#### Problem:
Find the lines below that contain the string "loving". Copy each one.

#### Entries:
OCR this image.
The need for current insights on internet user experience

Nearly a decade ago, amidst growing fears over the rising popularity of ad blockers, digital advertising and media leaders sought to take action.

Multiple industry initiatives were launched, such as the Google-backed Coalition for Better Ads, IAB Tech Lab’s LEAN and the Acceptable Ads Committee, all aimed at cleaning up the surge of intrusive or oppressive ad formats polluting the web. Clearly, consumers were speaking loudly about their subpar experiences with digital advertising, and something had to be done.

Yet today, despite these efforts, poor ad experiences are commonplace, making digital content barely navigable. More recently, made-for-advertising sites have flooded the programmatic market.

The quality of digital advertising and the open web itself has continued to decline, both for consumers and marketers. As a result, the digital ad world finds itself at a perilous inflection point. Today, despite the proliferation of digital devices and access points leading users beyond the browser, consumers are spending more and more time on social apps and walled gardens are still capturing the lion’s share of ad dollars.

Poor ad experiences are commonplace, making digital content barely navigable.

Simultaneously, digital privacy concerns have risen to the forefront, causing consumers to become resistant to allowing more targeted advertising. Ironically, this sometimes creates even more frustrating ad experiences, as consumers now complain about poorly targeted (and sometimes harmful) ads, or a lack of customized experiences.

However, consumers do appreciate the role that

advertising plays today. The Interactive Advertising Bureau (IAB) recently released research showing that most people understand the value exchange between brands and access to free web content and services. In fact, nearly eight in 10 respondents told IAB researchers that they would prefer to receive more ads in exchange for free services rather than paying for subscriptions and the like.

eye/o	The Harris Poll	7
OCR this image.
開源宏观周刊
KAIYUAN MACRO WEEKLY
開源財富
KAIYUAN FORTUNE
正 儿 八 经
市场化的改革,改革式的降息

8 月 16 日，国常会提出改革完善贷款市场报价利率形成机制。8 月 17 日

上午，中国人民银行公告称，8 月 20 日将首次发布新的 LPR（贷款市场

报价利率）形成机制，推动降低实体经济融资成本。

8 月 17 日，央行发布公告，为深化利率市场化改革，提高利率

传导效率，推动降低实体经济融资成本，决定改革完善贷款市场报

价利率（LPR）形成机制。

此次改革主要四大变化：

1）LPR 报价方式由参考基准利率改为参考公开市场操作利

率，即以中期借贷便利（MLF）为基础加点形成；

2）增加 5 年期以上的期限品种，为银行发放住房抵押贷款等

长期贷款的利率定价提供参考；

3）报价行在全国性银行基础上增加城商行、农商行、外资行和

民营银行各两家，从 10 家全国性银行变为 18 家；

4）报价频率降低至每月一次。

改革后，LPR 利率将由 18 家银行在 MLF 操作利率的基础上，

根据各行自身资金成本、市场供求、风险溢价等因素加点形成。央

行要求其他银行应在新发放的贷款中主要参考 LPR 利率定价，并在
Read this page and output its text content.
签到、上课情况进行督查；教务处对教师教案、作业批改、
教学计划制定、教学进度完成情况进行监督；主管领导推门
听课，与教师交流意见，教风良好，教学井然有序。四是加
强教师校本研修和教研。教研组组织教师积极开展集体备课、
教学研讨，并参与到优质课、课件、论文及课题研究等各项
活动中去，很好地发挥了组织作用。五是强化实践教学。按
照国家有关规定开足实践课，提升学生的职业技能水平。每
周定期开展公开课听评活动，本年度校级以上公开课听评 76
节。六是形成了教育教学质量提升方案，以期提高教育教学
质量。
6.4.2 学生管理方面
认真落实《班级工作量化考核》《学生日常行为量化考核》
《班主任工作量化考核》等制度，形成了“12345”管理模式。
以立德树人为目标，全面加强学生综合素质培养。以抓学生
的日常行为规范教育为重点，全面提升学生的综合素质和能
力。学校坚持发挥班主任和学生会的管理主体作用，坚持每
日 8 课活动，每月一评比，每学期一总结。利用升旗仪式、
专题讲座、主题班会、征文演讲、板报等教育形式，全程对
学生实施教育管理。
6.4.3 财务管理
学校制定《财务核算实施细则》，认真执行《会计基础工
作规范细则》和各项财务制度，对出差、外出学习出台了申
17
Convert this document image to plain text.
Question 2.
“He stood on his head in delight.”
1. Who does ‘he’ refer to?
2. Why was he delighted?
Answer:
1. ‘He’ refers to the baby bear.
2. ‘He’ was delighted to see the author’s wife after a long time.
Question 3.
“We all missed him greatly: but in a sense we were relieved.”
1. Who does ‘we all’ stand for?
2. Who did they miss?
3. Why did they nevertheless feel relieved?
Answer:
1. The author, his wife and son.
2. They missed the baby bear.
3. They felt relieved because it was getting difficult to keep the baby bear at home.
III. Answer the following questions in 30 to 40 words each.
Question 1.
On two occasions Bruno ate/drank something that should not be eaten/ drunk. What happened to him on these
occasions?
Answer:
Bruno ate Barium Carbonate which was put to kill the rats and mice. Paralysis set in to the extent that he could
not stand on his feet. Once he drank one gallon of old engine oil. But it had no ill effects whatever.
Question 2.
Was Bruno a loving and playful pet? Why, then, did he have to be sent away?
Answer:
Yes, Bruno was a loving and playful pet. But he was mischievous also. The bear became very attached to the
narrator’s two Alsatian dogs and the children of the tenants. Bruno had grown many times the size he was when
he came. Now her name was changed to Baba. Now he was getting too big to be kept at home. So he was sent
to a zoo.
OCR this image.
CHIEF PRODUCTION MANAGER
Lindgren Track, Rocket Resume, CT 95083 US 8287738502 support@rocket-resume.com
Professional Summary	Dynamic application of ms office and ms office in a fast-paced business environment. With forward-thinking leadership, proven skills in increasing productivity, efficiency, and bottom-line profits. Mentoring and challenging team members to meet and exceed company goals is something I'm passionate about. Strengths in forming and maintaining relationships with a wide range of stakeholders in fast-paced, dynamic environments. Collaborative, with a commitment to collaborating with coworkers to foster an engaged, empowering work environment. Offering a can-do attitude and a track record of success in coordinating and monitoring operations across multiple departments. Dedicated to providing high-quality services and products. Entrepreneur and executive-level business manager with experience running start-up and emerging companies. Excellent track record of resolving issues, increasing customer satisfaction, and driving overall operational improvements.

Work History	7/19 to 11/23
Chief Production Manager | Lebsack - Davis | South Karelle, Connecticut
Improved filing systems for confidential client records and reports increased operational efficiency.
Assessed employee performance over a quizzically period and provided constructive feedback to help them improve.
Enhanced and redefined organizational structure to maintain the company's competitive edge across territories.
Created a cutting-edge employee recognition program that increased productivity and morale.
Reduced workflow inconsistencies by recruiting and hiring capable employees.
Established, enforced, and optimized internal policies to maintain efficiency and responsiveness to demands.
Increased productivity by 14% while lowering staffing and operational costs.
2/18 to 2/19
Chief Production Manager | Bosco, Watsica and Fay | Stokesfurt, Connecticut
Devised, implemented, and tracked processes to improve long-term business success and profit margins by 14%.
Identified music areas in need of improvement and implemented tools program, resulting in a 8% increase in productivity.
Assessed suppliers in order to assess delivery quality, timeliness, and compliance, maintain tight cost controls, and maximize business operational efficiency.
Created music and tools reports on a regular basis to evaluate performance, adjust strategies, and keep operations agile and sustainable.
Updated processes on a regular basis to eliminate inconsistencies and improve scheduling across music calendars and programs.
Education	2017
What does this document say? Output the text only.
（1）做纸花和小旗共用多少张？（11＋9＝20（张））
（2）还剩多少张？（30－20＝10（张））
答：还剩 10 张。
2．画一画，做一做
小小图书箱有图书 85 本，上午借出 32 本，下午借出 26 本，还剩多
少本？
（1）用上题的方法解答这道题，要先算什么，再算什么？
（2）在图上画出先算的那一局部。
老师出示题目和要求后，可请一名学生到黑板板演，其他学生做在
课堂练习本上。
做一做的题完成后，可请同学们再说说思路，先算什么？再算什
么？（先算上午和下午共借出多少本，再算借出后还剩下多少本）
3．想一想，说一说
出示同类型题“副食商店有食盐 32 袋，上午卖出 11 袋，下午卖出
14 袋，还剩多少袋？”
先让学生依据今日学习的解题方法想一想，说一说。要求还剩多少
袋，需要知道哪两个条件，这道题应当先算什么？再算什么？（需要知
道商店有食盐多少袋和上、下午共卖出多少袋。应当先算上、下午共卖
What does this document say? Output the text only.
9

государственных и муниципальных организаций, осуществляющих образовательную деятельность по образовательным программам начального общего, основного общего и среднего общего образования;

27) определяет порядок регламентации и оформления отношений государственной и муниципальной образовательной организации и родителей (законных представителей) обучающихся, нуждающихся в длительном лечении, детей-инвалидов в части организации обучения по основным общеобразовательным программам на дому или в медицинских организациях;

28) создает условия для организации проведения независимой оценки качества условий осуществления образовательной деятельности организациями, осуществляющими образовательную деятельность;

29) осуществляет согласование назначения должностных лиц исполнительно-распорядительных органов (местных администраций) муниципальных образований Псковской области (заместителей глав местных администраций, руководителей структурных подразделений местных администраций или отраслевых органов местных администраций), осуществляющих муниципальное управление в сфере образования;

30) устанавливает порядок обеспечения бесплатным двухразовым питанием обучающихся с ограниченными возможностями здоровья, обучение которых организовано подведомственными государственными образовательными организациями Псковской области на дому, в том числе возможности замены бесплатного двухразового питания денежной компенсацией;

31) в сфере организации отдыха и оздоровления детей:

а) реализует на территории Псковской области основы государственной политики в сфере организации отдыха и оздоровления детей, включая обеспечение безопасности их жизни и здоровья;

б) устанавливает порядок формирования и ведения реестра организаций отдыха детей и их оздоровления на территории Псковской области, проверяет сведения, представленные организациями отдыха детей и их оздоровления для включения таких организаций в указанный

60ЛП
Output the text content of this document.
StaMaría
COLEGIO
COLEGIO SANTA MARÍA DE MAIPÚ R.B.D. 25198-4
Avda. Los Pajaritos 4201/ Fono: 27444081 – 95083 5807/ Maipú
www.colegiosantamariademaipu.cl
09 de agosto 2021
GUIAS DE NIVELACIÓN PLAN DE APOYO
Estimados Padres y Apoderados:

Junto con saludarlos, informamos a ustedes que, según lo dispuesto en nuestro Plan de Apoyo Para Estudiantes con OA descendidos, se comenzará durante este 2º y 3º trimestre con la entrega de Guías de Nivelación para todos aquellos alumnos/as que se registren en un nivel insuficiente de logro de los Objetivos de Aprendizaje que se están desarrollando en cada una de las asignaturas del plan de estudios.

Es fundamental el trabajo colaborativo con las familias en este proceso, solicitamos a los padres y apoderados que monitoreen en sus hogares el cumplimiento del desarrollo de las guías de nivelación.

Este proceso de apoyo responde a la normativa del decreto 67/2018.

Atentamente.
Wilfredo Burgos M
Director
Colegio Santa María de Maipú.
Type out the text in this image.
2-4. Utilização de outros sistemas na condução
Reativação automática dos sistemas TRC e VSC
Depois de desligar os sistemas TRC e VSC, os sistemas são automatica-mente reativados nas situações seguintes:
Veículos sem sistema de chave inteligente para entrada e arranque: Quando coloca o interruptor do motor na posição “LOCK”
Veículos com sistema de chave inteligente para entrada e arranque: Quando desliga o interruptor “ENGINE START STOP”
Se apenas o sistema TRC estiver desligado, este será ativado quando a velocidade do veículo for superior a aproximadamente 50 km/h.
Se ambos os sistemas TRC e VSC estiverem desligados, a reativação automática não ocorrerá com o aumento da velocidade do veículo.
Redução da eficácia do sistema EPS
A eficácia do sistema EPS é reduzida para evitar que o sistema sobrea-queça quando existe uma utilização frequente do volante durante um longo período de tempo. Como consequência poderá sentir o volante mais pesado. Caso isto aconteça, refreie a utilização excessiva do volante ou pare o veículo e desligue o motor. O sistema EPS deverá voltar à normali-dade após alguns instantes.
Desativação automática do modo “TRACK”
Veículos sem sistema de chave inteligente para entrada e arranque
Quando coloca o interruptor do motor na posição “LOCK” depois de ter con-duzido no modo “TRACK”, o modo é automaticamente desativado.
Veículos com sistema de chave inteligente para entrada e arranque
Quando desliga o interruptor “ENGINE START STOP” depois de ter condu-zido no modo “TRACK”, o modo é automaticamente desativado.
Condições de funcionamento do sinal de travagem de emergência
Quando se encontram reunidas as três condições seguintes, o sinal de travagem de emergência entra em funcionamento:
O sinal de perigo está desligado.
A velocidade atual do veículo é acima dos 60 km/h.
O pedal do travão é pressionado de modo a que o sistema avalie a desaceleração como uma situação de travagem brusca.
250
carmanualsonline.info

#### Exercise result:
Was Bruno a loving and playful pet? Why, then, did he have to be sent away?
Yes, Bruno was a loving and playful pet. But he was mischievous also. The bear became very attached to the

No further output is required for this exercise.